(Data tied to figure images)

"""

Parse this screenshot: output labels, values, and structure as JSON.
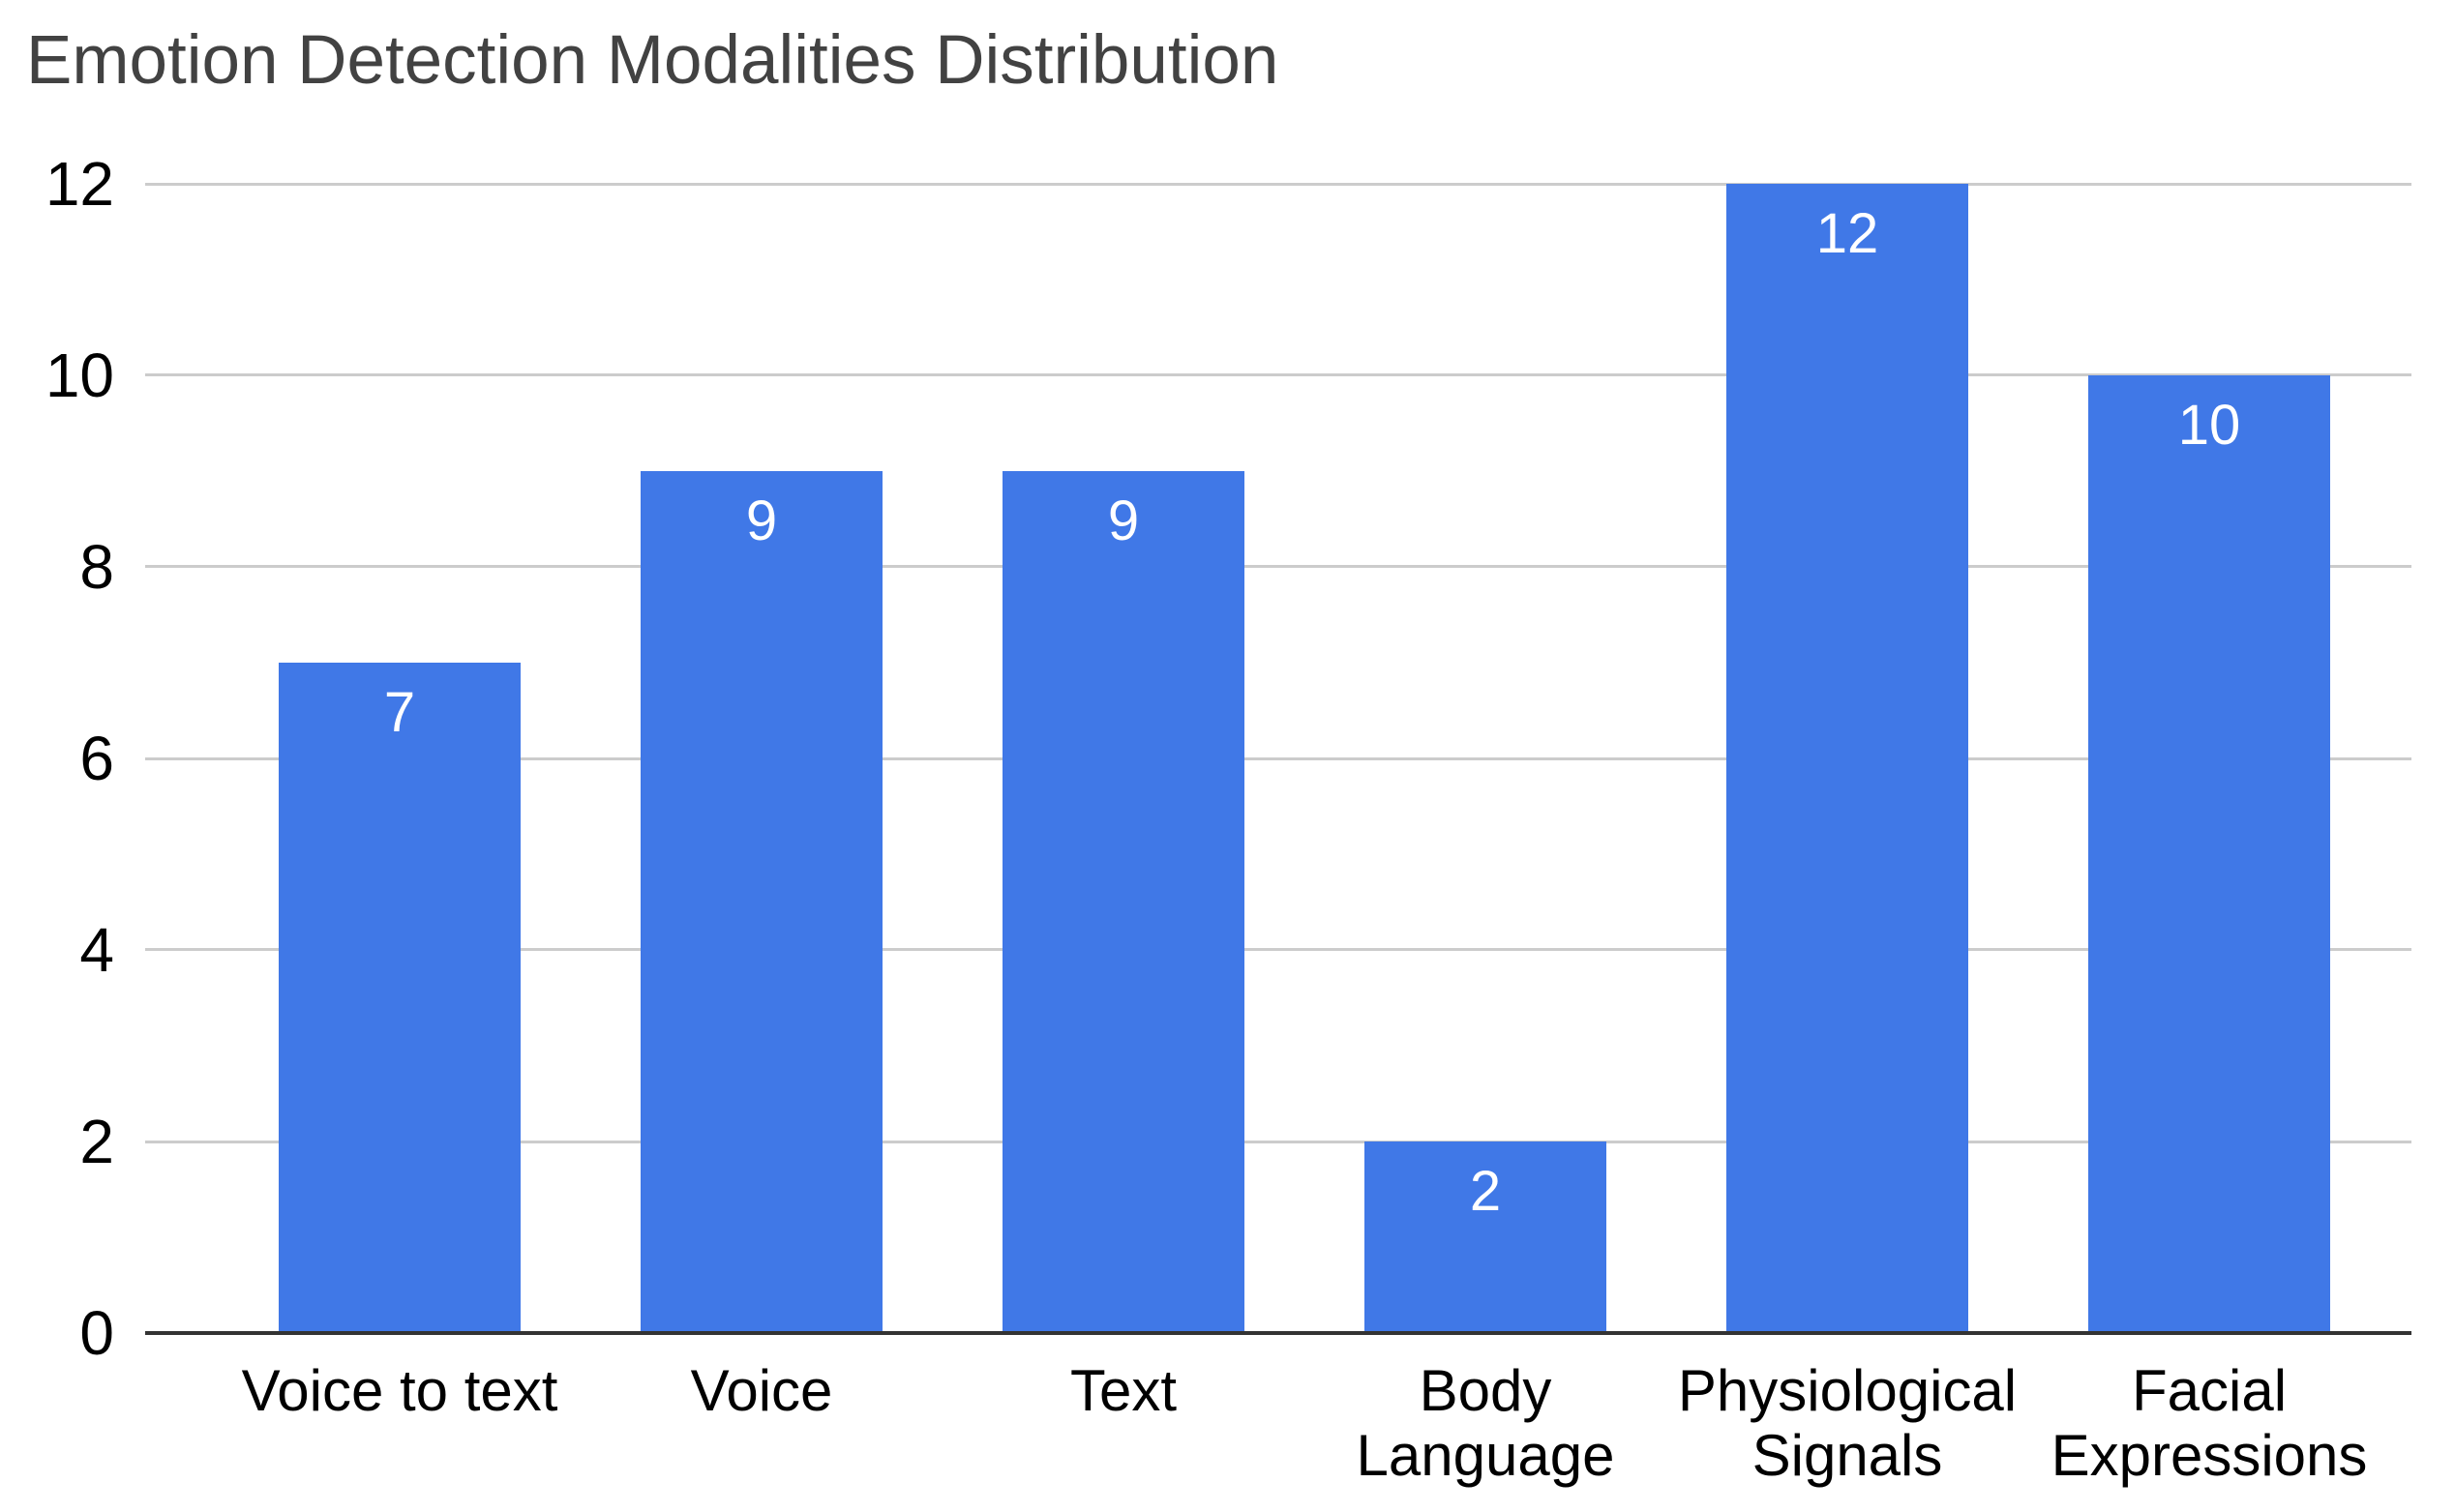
{
  "chart_data": {
    "type": "bar",
    "title": "Emotion Detection Modalities Distribution",
    "categories": [
      "Voice to text",
      "Voice",
      "Text",
      "Body Language",
      "Physiological Signals",
      "Facial Expressions"
    ],
    "values": [
      7,
      9,
      9,
      2,
      12,
      10
    ],
    "data_labels": [
      "7",
      "9",
      "9",
      "2",
      "12",
      "10"
    ],
    "xlabel": "",
    "ylabel": "",
    "ylim": [
      0,
      12
    ],
    "yticks": [
      0,
      2,
      4,
      6,
      8,
      10,
      12
    ],
    "grid": true,
    "legend": "none",
    "colors": {
      "bar": "#4078E7",
      "data_label": "#FFFFFF",
      "title": "#424242",
      "axis_label": "#000000",
      "gridline": "#CCCCCC",
      "axis_line": "#333333",
      "background": "#FFFFFF"
    }
  }
}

"""

WORK TO COMPLETE: Your answer should be a single number: the count of lines holding the word "values".

RESULT OF THIS EXERCISE: 2